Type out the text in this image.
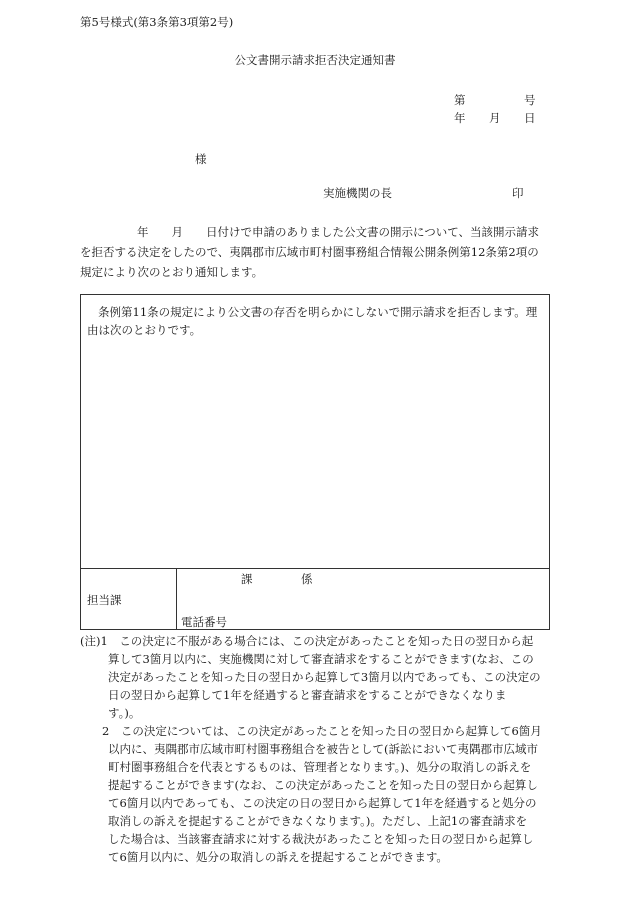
第5号様式(第3条第3項第2号)
公文書開示請求拒否決定通知書
第	号
年 月 日
様
実施機関の長	印
年　　月　　日付けで申請のありました公文書の開示について、当該開示請求
を拒否する決定をしたので、夷隅郡市広域市町村圏事務組合情報公開条例第12条第2項の
規定により次のとおり通知します。
条例第11条の規定により公文書の存否を明らかにしないで開示請求を拒否します。理
由は次のとおりです。
担当課
課	係
電話番号
(注)1　 この決定に不服がある場合には、この決定があったことを知った日の翌日から起
算して3箇月以内に、実施機関に対して審査請求をすることができます(なお、この
決定があったことを知った日の翌日から起算して3箇月以内であっても、この決定の
日の翌日から起算して1年を経過すると審査請求をすることができなくなりま
す。)。
2　 この決定については、この決定があったことを知った日の翌日から起算して6箇月
以内に、夷隅郡市広域市町村圏事務組合を被告として(訴訟において夷隅郡市広域市
町村圏事務組合を代表とするものは、管理者となります。)、処分の取消しの訴えを
提起することができます(なお、この決定があったことを知った日の翌日から起算し
て6箇月以内であっても、この決定の日の翌日から起算して1年を経過すると処分の
取消しの訴えを提起することができなくなります。)。ただし、上記1の審査請求を
した場合は、当該審査請求に対する裁決があったことを知った日の翌日から起算し
て6箇月以内に、処分の取消しの訴えを提起することができます。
□ □ □
→ WRITTEN INSTRUCTION
Transcribe every entry word for word, but skip the pictures.

→ COMPLETE RESPONSE
Type out the text in this image.
第5号様式(第3条第3項第2号)
公文書開示請求拒否決定通知書
第	号
年 月 日
様
実施機関の長	印
年　　月　　日付けで申請のありました公文書の開示について、当該開示請求
を拒否する決定をしたので、夷隅郡市広域市町村圏事務組合情報公開条例第12条第2項の
規定により次のとおり通知します。
条例第11条の規定により公文書の存否を明らかにしないで開示請求を拒否します。理
由は次のとおりです。
担当課
課	係
電話番号
(注)1　 この決定に不服がある場合には、この決定があったことを知った日の翌日から起
算して3箇月以内に、実施機関に対して審査請求をすることができます(なお、この
決定があったことを知った日の翌日から起算して3箇月以内であっても、この決定の
日の翌日から起算して1年を経過すると審査請求をすることができなくなりま
す。)。
2　 この決定については、この決定があったことを知った日の翌日から起算して6箇月
以内に、夷隅郡市広域市町村圏事務組合を被告として(訴訟において夷隅郡市広域市
町村圏事務組合を代表とするものは、管理者となります。)、処分の取消しの訴えを
提起することができます(なお、この決定があったことを知った日の翌日から起算し
て6箇月以内であっても、この決定の日の翌日から起算して1年を経過すると処分の
取消しの訴えを提起することができなくなります。)。ただし、上記1の審査請求を
した場合は、当該審査請求に対する裁決があったことを知った日の翌日から起算し
て6箇月以内に、処分の取消しの訴えを提起することができます。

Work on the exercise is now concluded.